■ DATA SECTION:
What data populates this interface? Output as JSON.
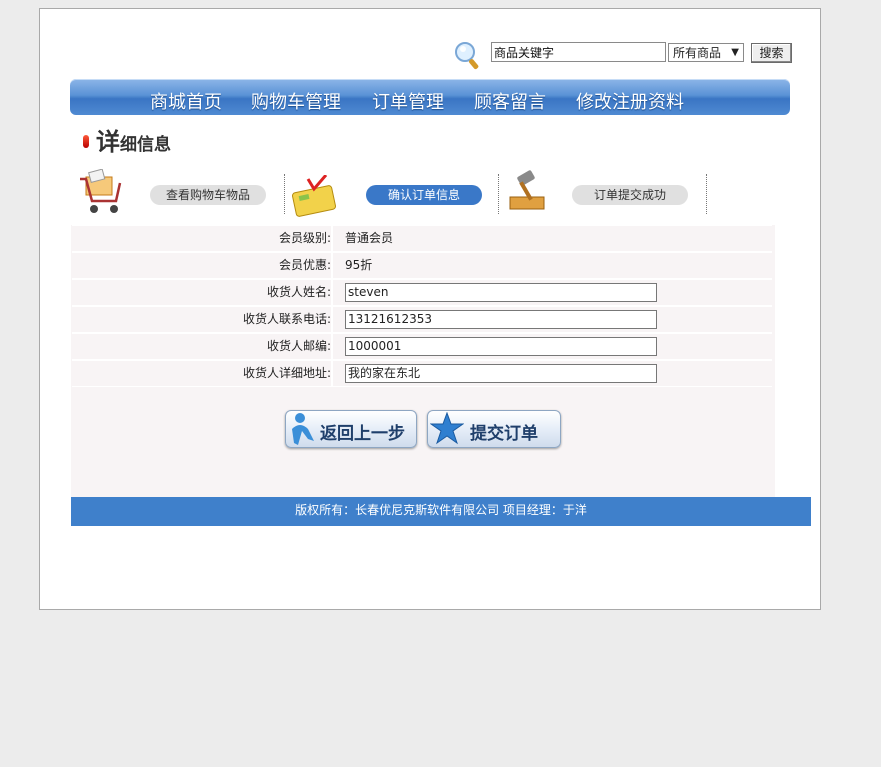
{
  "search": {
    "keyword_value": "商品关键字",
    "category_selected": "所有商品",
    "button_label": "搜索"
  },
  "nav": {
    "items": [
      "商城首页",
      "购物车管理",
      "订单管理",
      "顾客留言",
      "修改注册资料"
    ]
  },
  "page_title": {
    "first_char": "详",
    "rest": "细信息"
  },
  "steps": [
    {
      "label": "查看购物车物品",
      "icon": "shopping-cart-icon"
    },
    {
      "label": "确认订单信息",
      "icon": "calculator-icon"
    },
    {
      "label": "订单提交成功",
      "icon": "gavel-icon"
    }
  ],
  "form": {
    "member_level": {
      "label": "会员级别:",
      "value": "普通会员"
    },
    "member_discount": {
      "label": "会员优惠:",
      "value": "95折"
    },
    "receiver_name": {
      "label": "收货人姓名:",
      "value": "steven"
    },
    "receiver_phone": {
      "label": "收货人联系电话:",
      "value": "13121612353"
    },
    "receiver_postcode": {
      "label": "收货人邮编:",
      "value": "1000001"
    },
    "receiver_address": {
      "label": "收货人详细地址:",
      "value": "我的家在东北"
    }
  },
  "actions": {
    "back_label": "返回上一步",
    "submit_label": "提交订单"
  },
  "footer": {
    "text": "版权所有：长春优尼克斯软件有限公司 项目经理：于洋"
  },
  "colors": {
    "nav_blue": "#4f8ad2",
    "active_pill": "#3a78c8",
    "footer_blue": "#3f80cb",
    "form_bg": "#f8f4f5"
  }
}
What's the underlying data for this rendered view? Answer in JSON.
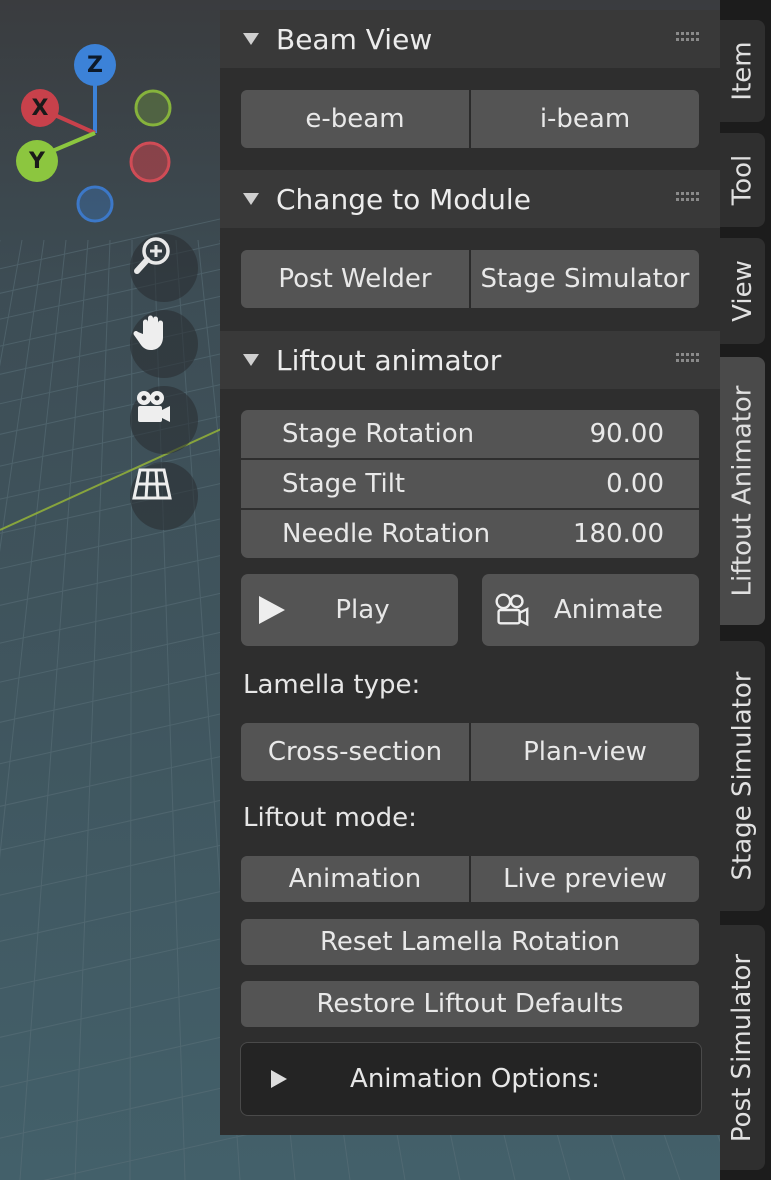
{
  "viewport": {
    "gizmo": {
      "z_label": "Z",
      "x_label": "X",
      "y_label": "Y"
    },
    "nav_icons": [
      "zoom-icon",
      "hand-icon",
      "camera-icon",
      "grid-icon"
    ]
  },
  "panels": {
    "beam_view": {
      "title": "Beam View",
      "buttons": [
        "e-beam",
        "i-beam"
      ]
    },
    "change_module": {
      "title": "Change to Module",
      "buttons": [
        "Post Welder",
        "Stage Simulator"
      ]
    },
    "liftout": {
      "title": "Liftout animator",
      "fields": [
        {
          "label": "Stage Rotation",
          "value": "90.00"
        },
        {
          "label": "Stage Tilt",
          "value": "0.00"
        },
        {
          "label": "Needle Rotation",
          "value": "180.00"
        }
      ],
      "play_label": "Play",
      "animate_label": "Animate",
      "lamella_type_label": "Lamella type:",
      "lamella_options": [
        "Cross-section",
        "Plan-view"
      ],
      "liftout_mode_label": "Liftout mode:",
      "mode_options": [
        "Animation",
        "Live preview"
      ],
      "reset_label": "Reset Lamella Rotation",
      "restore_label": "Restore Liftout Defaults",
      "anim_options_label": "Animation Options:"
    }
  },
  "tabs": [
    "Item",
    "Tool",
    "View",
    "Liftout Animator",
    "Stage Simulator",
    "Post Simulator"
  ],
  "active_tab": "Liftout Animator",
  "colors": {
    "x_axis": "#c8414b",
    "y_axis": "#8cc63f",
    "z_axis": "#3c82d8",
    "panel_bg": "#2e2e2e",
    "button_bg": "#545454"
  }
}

■ WHAT TO DO: Exact duplication of all the records is required; pictures are omitted from the copy.

■ RESULT FOR THIS EXERCISE:
What data populates this interface? Output as JSON.
{
  "search": {
    "keyword_value": "商品关键字",
    "category_selected": "所有商品",
    "button_label": "搜索"
  },
  "nav": {
    "items": [
      "商城首页",
      "购物车管理",
      "订单管理",
      "顾客留言",
      "修改注册资料"
    ]
  },
  "page_title": {
    "first_char": "详",
    "rest": "细信息"
  },
  "steps": [
    {
      "label": "查看购物车物品",
      "icon": "shopping-cart-icon"
    },
    {
      "label": "确认订单信息",
      "icon": "calculator-icon"
    },
    {
      "label": "订单提交成功",
      "icon": "gavel-icon"
    }
  ],
  "form": {
    "member_level": {
      "label": "会员级别:",
      "value": "普通会员"
    },
    "member_discount": {
      "label": "会员优惠:",
      "value": "95折"
    },
    "receiver_name": {
      "label": "收货人姓名:",
      "value": "steven"
    },
    "receiver_phone": {
      "label": "收货人联系电话:",
      "value": "13121612353"
    },
    "receiver_postcode": {
      "label": "收货人邮编:",
      "value": "1000001"
    },
    "receiver_address": {
      "label": "收货人详细地址:",
      "value": "我的家在东北"
    }
  },
  "actions": {
    "back_label": "返回上一步",
    "submit_label": "提交订单"
  },
  "footer": {
    "text": "版权所有：长春优尼克斯软件有限公司 项目经理：于洋"
  },
  "colors": {
    "nav_blue": "#4f8ad2",
    "active_pill": "#3a78c8",
    "footer_blue": "#3f80cb",
    "form_bg": "#f8f4f5"
  }
}
What's the underlying data for this rendered view? Answer in JSON.
{
  "viewport": {
    "gizmo": {
      "z_label": "Z",
      "x_label": "X",
      "y_label": "Y"
    },
    "nav_icons": [
      "zoom-icon",
      "hand-icon",
      "camera-icon",
      "grid-icon"
    ]
  },
  "panels": {
    "beam_view": {
      "title": "Beam View",
      "buttons": [
        "e-beam",
        "i-beam"
      ]
    },
    "change_module": {
      "title": "Change to Module",
      "buttons": [
        "Post Welder",
        "Stage Simulator"
      ]
    },
    "liftout": {
      "title": "Liftout animator",
      "fields": [
        {
          "label": "Stage Rotation",
          "value": "90.00"
        },
        {
          "label": "Stage Tilt",
          "value": "0.00"
        },
        {
          "label": "Needle Rotation",
          "value": "180.00"
        }
      ],
      "play_label": "Play",
      "animate_label": "Animate",
      "lamella_type_label": "Lamella type:",
      "lamella_options": [
        "Cross-section",
        "Plan-view"
      ],
      "liftout_mode_label": "Liftout mode:",
      "mode_options": [
        "Animation",
        "Live preview"
      ],
      "reset_label": "Reset Lamella Rotation",
      "restore_label": "Restore Liftout Defaults",
      "anim_options_label": "Animation Options:"
    }
  },
  "tabs": [
    "Item",
    "Tool",
    "View",
    "Liftout Animator",
    "Stage Simulator",
    "Post Simulator"
  ],
  "active_tab": "Liftout Animator",
  "colors": {
    "x_axis": "#c8414b",
    "y_axis": "#8cc63f",
    "z_axis": "#3c82d8",
    "panel_bg": "#2e2e2e",
    "button_bg": "#545454"
  }
}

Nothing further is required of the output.